Work to do: Return the records word for word. Any pictures in them are not part of the copy.

Data items:
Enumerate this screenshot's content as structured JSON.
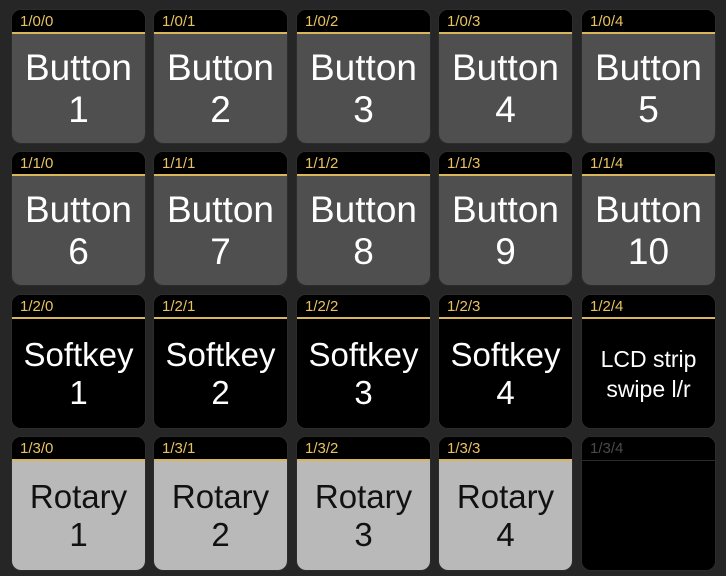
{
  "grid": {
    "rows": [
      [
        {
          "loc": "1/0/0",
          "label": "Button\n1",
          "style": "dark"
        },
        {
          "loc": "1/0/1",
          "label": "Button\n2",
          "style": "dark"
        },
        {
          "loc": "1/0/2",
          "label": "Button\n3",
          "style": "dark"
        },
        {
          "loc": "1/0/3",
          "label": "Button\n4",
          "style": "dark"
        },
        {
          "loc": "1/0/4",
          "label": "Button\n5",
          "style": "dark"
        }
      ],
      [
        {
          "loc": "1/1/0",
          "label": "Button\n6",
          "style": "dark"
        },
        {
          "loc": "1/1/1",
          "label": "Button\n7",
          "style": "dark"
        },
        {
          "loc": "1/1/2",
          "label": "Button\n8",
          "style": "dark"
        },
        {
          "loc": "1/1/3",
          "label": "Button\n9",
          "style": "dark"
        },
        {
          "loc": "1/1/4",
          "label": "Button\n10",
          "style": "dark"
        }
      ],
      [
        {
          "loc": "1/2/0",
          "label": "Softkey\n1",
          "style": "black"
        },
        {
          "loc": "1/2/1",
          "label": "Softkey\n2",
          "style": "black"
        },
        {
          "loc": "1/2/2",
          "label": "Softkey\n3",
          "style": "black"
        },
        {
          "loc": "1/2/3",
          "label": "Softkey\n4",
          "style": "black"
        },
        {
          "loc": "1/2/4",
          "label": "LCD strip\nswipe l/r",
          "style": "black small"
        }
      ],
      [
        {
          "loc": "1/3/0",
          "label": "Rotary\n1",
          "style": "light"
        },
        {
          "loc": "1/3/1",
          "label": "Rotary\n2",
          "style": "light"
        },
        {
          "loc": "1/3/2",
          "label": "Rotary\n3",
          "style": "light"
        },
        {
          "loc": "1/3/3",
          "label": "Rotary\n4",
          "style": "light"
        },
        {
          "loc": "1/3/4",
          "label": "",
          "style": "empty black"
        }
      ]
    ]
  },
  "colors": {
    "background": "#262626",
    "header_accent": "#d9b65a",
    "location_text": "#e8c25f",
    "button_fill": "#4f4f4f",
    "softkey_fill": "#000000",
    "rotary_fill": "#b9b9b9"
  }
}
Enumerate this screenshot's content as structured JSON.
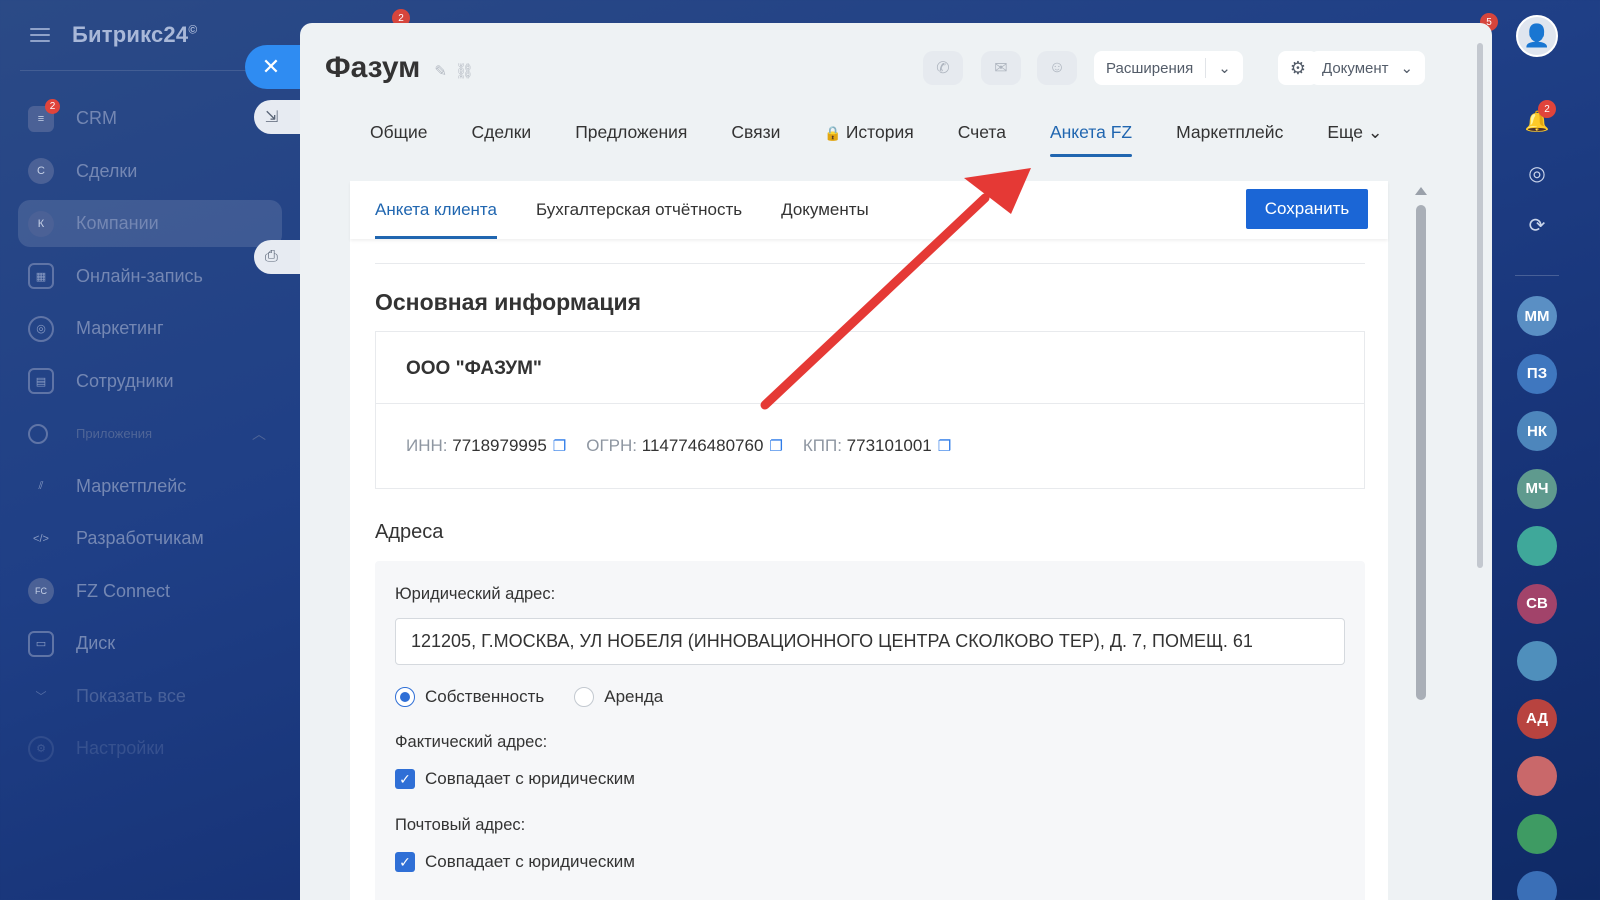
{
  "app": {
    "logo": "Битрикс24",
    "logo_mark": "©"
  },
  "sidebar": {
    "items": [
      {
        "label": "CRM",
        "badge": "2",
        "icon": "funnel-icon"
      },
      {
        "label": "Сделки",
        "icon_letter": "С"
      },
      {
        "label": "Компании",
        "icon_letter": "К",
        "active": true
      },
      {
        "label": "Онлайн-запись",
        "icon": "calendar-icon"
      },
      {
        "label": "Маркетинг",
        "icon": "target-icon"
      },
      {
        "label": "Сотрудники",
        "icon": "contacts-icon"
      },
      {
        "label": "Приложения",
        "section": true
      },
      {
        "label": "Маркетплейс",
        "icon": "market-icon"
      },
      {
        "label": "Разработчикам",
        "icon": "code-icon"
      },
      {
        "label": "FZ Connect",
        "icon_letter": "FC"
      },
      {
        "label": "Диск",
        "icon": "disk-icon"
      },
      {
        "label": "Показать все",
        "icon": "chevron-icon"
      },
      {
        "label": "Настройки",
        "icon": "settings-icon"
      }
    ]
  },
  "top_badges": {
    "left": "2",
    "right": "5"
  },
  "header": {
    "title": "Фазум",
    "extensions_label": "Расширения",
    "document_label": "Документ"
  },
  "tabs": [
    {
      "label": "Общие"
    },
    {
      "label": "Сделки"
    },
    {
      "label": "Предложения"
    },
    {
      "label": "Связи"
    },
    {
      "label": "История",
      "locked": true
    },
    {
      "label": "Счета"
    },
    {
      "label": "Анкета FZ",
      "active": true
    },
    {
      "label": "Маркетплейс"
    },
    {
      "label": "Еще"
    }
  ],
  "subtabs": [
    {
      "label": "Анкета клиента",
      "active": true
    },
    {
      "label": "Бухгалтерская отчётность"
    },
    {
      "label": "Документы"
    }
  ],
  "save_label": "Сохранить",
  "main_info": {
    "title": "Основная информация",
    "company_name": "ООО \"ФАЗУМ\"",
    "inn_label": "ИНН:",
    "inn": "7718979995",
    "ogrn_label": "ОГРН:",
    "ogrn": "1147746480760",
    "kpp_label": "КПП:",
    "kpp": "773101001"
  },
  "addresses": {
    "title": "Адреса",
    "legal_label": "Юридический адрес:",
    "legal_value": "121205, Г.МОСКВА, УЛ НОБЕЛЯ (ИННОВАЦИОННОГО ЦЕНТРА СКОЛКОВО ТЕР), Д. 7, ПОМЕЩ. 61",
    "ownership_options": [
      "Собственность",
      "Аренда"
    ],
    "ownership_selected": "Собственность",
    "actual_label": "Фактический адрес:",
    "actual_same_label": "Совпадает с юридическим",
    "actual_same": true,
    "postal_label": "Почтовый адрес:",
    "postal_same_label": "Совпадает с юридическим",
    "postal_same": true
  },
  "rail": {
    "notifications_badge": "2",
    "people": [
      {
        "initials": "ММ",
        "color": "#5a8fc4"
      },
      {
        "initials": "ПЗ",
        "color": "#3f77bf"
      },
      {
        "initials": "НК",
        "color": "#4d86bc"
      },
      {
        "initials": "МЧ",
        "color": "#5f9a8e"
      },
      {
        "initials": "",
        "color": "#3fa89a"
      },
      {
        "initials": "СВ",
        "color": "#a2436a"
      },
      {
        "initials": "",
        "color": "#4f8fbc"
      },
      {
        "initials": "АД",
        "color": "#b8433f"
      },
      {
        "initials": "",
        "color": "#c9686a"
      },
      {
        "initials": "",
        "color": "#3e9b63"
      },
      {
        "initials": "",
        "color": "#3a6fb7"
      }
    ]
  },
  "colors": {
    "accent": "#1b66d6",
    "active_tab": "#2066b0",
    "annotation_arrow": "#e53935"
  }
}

Full solution:
Enumerate this screenshot's content as structured JSON.
{
  "grid": {
    "rows": [
      [
        {
          "loc": "1/0/0",
          "label": "Button\n1",
          "style": "dark"
        },
        {
          "loc": "1/0/1",
          "label": "Button\n2",
          "style": "dark"
        },
        {
          "loc": "1/0/2",
          "label": "Button\n3",
          "style": "dark"
        },
        {
          "loc": "1/0/3",
          "label": "Button\n4",
          "style": "dark"
        },
        {
          "loc": "1/0/4",
          "label": "Button\n5",
          "style": "dark"
        }
      ],
      [
        {
          "loc": "1/1/0",
          "label": "Button\n6",
          "style": "dark"
        },
        {
          "loc": "1/1/1",
          "label": "Button\n7",
          "style": "dark"
        },
        {
          "loc": "1/1/2",
          "label": "Button\n8",
          "style": "dark"
        },
        {
          "loc": "1/1/3",
          "label": "Button\n9",
          "style": "dark"
        },
        {
          "loc": "1/1/4",
          "label": "Button\n10",
          "style": "dark"
        }
      ],
      [
        {
          "loc": "1/2/0",
          "label": "Softkey\n1",
          "style": "black"
        },
        {
          "loc": "1/2/1",
          "label": "Softkey\n2",
          "style": "black"
        },
        {
          "loc": "1/2/2",
          "label": "Softkey\n3",
          "style": "black"
        },
        {
          "loc": "1/2/3",
          "label": "Softkey\n4",
          "style": "black"
        },
        {
          "loc": "1/2/4",
          "label": "LCD strip\nswipe l/r",
          "style": "black small"
        }
      ],
      [
        {
          "loc": "1/3/0",
          "label": "Rotary\n1",
          "style": "light"
        },
        {
          "loc": "1/3/1",
          "label": "Rotary\n2",
          "style": "light"
        },
        {
          "loc": "1/3/2",
          "label": "Rotary\n3",
          "style": "light"
        },
        {
          "loc": "1/3/3",
          "label": "Rotary\n4",
          "style": "light"
        },
        {
          "loc": "1/3/4",
          "label": "",
          "style": "empty black"
        }
      ]
    ]
  },
  "colors": {
    "background": "#262626",
    "header_accent": "#d9b65a",
    "location_text": "#e8c25f",
    "button_fill": "#4f4f4f",
    "softkey_fill": "#000000",
    "rotary_fill": "#b9b9b9"
  }
}
Enumerate this screenshot's content as structured JSON.
{
  "app": {
    "logo": "Битрикс24",
    "logo_mark": "©"
  },
  "sidebar": {
    "items": [
      {
        "label": "CRM",
        "badge": "2",
        "icon": "funnel-icon"
      },
      {
        "label": "Сделки",
        "icon_letter": "С"
      },
      {
        "label": "Компании",
        "icon_letter": "К",
        "active": true
      },
      {
        "label": "Онлайн-запись",
        "icon": "calendar-icon"
      },
      {
        "label": "Маркетинг",
        "icon": "target-icon"
      },
      {
        "label": "Сотрудники",
        "icon": "contacts-icon"
      },
      {
        "label": "Приложения",
        "section": true
      },
      {
        "label": "Маркетплейс",
        "icon": "market-icon"
      },
      {
        "label": "Разработчикам",
        "icon": "code-icon"
      },
      {
        "label": "FZ Connect",
        "icon_letter": "FC"
      },
      {
        "label": "Диск",
        "icon": "disk-icon"
      },
      {
        "label": "Показать все",
        "icon": "chevron-icon"
      },
      {
        "label": "Настройки",
        "icon": "settings-icon"
      }
    ]
  },
  "top_badges": {
    "left": "2",
    "right": "5"
  },
  "header": {
    "title": "Фазум",
    "extensions_label": "Расширения",
    "document_label": "Документ"
  },
  "tabs": [
    {
      "label": "Общие"
    },
    {
      "label": "Сделки"
    },
    {
      "label": "Предложения"
    },
    {
      "label": "Связи"
    },
    {
      "label": "История",
      "locked": true
    },
    {
      "label": "Счета"
    },
    {
      "label": "Анкета FZ",
      "active": true
    },
    {
      "label": "Маркетплейс"
    },
    {
      "label": "Еще"
    }
  ],
  "subtabs": [
    {
      "label": "Анкета клиента",
      "active": true
    },
    {
      "label": "Бухгалтерская отчётность"
    },
    {
      "label": "Документы"
    }
  ],
  "save_label": "Сохранить",
  "main_info": {
    "title": "Основная информация",
    "company_name": "ООО \"ФАЗУМ\"",
    "inn_label": "ИНН:",
    "inn": "7718979995",
    "ogrn_label": "ОГРН:",
    "ogrn": "1147746480760",
    "kpp_label": "КПП:",
    "kpp": "773101001"
  },
  "addresses": {
    "title": "Адреса",
    "legal_label": "Юридический адрес:",
    "legal_value": "121205, Г.МОСКВА, УЛ НОБЕЛЯ (ИННОВАЦИОННОГО ЦЕНТРА СКОЛКОВО ТЕР), Д. 7, ПОМЕЩ. 61",
    "ownership_options": [
      "Собственность",
      "Аренда"
    ],
    "ownership_selected": "Собственность",
    "actual_label": "Фактический адрес:",
    "actual_same_label": "Совпадает с юридическим",
    "actual_same": true,
    "postal_label": "Почтовый адрес:",
    "postal_same_label": "Совпадает с юридическим",
    "postal_same": true
  },
  "rail": {
    "notifications_badge": "2",
    "people": [
      {
        "initials": "ММ",
        "color": "#5a8fc4"
      },
      {
        "initials": "ПЗ",
        "color": "#3f77bf"
      },
      {
        "initials": "НК",
        "color": "#4d86bc"
      },
      {
        "initials": "МЧ",
        "color": "#5f9a8e"
      },
      {
        "initials": "",
        "color": "#3fa89a"
      },
      {
        "initials": "СВ",
        "color": "#a2436a"
      },
      {
        "initials": "",
        "color": "#4f8fbc"
      },
      {
        "initials": "АД",
        "color": "#b8433f"
      },
      {
        "initials": "",
        "color": "#c9686a"
      },
      {
        "initials": "",
        "color": "#3e9b63"
      },
      {
        "initials": "",
        "color": "#3a6fb7"
      }
    ]
  },
  "colors": {
    "accent": "#1b66d6",
    "active_tab": "#2066b0",
    "annotation_arrow": "#e53935"
  }
}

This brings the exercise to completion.